---------- Available records

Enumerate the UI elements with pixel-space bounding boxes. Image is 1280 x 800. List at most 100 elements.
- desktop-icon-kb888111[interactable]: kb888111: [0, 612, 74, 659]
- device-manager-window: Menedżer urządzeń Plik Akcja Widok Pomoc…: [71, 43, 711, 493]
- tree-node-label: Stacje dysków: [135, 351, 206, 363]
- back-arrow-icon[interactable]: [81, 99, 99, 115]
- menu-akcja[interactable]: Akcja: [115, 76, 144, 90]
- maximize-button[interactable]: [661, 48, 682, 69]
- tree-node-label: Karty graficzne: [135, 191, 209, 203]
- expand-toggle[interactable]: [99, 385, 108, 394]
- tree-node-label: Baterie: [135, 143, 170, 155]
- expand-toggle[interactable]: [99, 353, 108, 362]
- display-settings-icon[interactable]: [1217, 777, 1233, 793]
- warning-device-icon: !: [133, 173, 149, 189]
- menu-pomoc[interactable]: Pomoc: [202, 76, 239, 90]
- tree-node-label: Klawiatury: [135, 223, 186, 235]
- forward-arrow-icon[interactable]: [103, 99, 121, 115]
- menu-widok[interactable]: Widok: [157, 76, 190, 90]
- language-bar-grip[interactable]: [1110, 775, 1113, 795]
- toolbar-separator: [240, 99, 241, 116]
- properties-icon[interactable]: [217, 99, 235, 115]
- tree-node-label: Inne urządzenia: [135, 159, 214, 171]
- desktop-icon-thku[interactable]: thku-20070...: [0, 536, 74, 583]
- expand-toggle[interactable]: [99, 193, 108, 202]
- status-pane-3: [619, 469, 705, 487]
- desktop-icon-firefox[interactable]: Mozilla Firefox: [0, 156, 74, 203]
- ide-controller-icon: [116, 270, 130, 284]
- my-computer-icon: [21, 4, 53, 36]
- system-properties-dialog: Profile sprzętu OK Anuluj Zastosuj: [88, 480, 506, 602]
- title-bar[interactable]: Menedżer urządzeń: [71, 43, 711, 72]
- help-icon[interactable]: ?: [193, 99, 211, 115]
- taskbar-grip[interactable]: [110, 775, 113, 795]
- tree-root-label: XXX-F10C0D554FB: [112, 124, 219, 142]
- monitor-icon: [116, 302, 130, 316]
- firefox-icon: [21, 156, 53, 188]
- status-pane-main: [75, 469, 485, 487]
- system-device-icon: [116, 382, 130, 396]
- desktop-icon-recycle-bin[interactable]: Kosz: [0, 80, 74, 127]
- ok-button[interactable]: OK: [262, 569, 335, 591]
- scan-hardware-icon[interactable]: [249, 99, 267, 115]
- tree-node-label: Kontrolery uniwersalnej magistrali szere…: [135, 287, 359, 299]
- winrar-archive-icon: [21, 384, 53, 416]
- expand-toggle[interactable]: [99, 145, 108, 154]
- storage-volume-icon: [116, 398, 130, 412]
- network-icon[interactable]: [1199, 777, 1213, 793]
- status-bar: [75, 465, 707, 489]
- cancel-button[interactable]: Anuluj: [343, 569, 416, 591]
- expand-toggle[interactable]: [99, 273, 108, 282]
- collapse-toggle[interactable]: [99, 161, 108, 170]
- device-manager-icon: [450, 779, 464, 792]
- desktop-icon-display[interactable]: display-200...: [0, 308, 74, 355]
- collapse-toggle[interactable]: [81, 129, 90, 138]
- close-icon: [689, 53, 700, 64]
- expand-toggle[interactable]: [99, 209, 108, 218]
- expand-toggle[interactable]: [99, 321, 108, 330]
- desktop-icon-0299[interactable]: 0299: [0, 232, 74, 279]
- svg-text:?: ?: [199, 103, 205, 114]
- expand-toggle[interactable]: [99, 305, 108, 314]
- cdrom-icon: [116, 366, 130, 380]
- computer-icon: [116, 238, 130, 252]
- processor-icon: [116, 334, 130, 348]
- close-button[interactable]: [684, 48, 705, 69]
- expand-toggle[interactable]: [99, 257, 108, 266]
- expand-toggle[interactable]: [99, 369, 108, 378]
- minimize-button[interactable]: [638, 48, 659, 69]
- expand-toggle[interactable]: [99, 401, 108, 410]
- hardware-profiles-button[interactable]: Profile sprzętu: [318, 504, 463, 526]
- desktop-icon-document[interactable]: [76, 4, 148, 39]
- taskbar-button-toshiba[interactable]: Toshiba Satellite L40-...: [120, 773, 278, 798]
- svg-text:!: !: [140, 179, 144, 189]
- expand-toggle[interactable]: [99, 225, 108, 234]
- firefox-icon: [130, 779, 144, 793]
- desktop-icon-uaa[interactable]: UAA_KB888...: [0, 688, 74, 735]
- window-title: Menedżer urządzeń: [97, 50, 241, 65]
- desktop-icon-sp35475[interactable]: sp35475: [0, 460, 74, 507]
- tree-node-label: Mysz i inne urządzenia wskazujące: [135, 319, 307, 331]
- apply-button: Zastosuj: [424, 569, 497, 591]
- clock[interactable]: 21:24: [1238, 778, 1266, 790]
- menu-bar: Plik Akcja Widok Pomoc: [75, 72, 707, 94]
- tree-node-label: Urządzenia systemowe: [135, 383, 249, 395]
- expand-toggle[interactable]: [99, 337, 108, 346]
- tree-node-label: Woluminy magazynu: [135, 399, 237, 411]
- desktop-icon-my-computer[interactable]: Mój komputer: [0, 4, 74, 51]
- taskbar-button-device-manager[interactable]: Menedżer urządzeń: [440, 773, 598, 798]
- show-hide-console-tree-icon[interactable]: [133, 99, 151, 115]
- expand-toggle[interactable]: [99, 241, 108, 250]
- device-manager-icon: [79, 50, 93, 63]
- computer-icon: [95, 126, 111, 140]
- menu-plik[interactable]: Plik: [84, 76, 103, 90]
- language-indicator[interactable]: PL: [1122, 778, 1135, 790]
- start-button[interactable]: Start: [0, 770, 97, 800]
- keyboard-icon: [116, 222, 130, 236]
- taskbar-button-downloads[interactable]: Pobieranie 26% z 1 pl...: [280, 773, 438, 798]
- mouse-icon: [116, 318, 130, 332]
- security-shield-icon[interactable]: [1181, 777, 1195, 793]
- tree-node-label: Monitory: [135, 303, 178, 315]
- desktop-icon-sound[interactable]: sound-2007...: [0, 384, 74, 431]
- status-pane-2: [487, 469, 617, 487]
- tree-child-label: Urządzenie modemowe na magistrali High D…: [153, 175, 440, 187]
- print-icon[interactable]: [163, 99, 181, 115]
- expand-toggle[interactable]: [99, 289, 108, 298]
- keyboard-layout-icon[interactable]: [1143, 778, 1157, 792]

--------------------

Return every line of the material above without a single change.

Enumerate the UI elements with pixel-space bounding boxes. Image is 1280 x 800. List at most 100 elements.
- desktop-icon-kb888111[interactable]: kb888111: [0, 612, 74, 659]
- device-manager-window: Menedżer urządzeń Plik Akcja Widok Pomoc…: [71, 43, 711, 493]
- tree-node-label: Stacje dysków: [135, 351, 206, 363]
- back-arrow-icon[interactable]: [81, 99, 99, 115]
- menu-akcja[interactable]: Akcja: [115, 76, 144, 90]
- maximize-button[interactable]: [661, 48, 682, 69]
- tree-node-label: Karty graficzne: [135, 191, 209, 203]
- expand-toggle[interactable]: [99, 385, 108, 394]
- tree-node-label: Baterie: [135, 143, 170, 155]
- expand-toggle[interactable]: [99, 353, 108, 362]
- display-settings-icon[interactable]: [1217, 777, 1233, 793]
- warning-device-icon: !: [133, 173, 149, 189]
- menu-pomoc[interactable]: Pomoc: [202, 76, 239, 90]
- tree-node-label: Klawiatury: [135, 223, 186, 235]
- forward-arrow-icon[interactable]: [103, 99, 121, 115]
- menu-widok[interactable]: Widok: [157, 76, 190, 90]
- language-bar-grip[interactable]: [1110, 775, 1113, 795]
- toolbar-separator: [240, 99, 241, 116]
- properties-icon[interactable]: [217, 99, 235, 115]
- tree-node-label: Inne urządzenia: [135, 159, 214, 171]
- desktop-icon-thku[interactable]: thku-20070...: [0, 536, 74, 583]
- expand-toggle[interactable]: [99, 193, 108, 202]
- status-pane-3: [619, 469, 705, 487]
- desktop-icon-firefox[interactable]: Mozilla Firefox: [0, 156, 74, 203]
- ide-controller-icon: [116, 270, 130, 284]
- my-computer-icon: [21, 4, 53, 36]
- system-properties-dialog: Profile sprzętu OK Anuluj Zastosuj: [88, 480, 506, 602]
- title-bar[interactable]: Menedżer urządzeń: [71, 43, 711, 72]
- help-icon[interactable]: ?: [193, 99, 211, 115]
- taskbar-grip[interactable]: [110, 775, 113, 795]
- tree-root-label: XXX-F10C0D554FB: [112, 124, 219, 142]
- monitor-icon: [116, 302, 130, 316]
- firefox-icon: [21, 156, 53, 188]
- status-pane-main: [75, 469, 485, 487]
- system-device-icon: [116, 382, 130, 396]
- desktop-icon-recycle-bin[interactable]: Kosz: [0, 80, 74, 127]
- ok-button[interactable]: OK: [262, 569, 335, 591]
- scan-hardware-icon[interactable]: [249, 99, 267, 115]
- tree-node-label: Kontrolery uniwersalnej magistrali szere…: [135, 287, 359, 299]
- winrar-archive-icon: [21, 384, 53, 416]
- expand-toggle[interactable]: [99, 145, 108, 154]
- storage-volume-icon: [116, 398, 130, 412]
- network-icon[interactable]: [1199, 777, 1213, 793]
- status-bar: [75, 465, 707, 489]
- cancel-button[interactable]: Anuluj: [343, 569, 416, 591]
- expand-toggle[interactable]: [99, 273, 108, 282]
- collapse-toggle[interactable]: [99, 161, 108, 170]
- device-manager-icon: [450, 779, 464, 792]
- desktop-icon-display[interactable]: display-200...: [0, 308, 74, 355]
- collapse-toggle[interactable]: [81, 129, 90, 138]
- close-icon: [689, 53, 700, 64]
- expand-toggle[interactable]: [99, 209, 108, 218]
- expand-toggle[interactable]: [99, 321, 108, 330]
- desktop-icon-0299[interactable]: 0299: [0, 232, 74, 279]
- svg-text:?: ?: [199, 103, 205, 114]
- expand-toggle[interactable]: [99, 305, 108, 314]
- cdrom-icon: [116, 366, 130, 380]
- computer-icon: [116, 238, 130, 252]
- processor-icon: [116, 334, 130, 348]
- close-button[interactable]: [684, 48, 705, 69]
- expand-toggle[interactable]: [99, 257, 108, 266]
- expand-toggle[interactable]: [99, 369, 108, 378]
- minimize-button[interactable]: [638, 48, 659, 69]
- expand-toggle[interactable]: [99, 401, 108, 410]
- hardware-profiles-button[interactable]: Profile sprzętu: [318, 504, 463, 526]
- desktop-icon-document[interactable]: [76, 4, 148, 39]
- taskbar-button-toshiba[interactable]: Toshiba Satellite L40-...: [120, 773, 278, 798]
- svg-text:!: !: [140, 179, 144, 189]
- expand-toggle[interactable]: [99, 225, 108, 234]
- firefox-icon: [130, 779, 144, 793]
- desktop-icon-uaa[interactable]: UAA_KB888...: [0, 688, 74, 735]
- window-title: Menedżer urządzeń: [97, 50, 241, 65]
- desktop-icon-sp35475[interactable]: sp35475: [0, 460, 74, 507]
- tree-node-label: Mysz i inne urządzenia wskazujące: [135, 319, 307, 331]
- apply-button: Zastosuj: [424, 569, 497, 591]
- clock[interactable]: 21:24: [1238, 778, 1266, 790]
- menu-bar: Plik Akcja Widok Pomoc: [75, 72, 707, 94]
- tree-node-label: Urządzenia systemowe: [135, 383, 249, 395]
- expand-toggle[interactable]: [99, 337, 108, 346]
- tree-node-label: Woluminy magazynu: [135, 399, 237, 411]
- desktop-icon-my-computer[interactable]: Mój komputer: [0, 4, 74, 51]
- taskbar-button-device-manager[interactable]: Menedżer urządzeń: [440, 773, 598, 798]
- show-hide-console-tree-icon[interactable]: [133, 99, 151, 115]
- expand-toggle[interactable]: [99, 241, 108, 250]
- device-manager-icon: [79, 50, 93, 63]
- computer-icon: [95, 126, 111, 140]
- menu-plik[interactable]: Plik: [84, 76, 103, 90]
- language-indicator[interactable]: PL: [1122, 778, 1135, 790]
- start-button[interactable]: Start: [0, 770, 97, 800]
- keyboard-icon: [116, 222, 130, 236]
- taskbar-button-downloads[interactable]: Pobieranie 26% z 1 pl...: [280, 773, 438, 798]
- mouse-icon: [116, 318, 130, 332]
- security-shield-icon[interactable]: [1181, 777, 1195, 793]
- tree-node-label: Monitory: [135, 303, 178, 315]
- desktop-icon-sound[interactable]: sound-2007...: [0, 384, 74, 431]
- status-pane-2: [487, 469, 617, 487]
- tree-child-label: Urządzenie modemowe na magistrali High D…: [153, 175, 440, 187]
- print-icon[interactable]: [163, 99, 181, 115]
- expand-toggle[interactable]: [99, 289, 108, 298]
- keyboard-layout-icon[interactable]: [1143, 778, 1157, 792]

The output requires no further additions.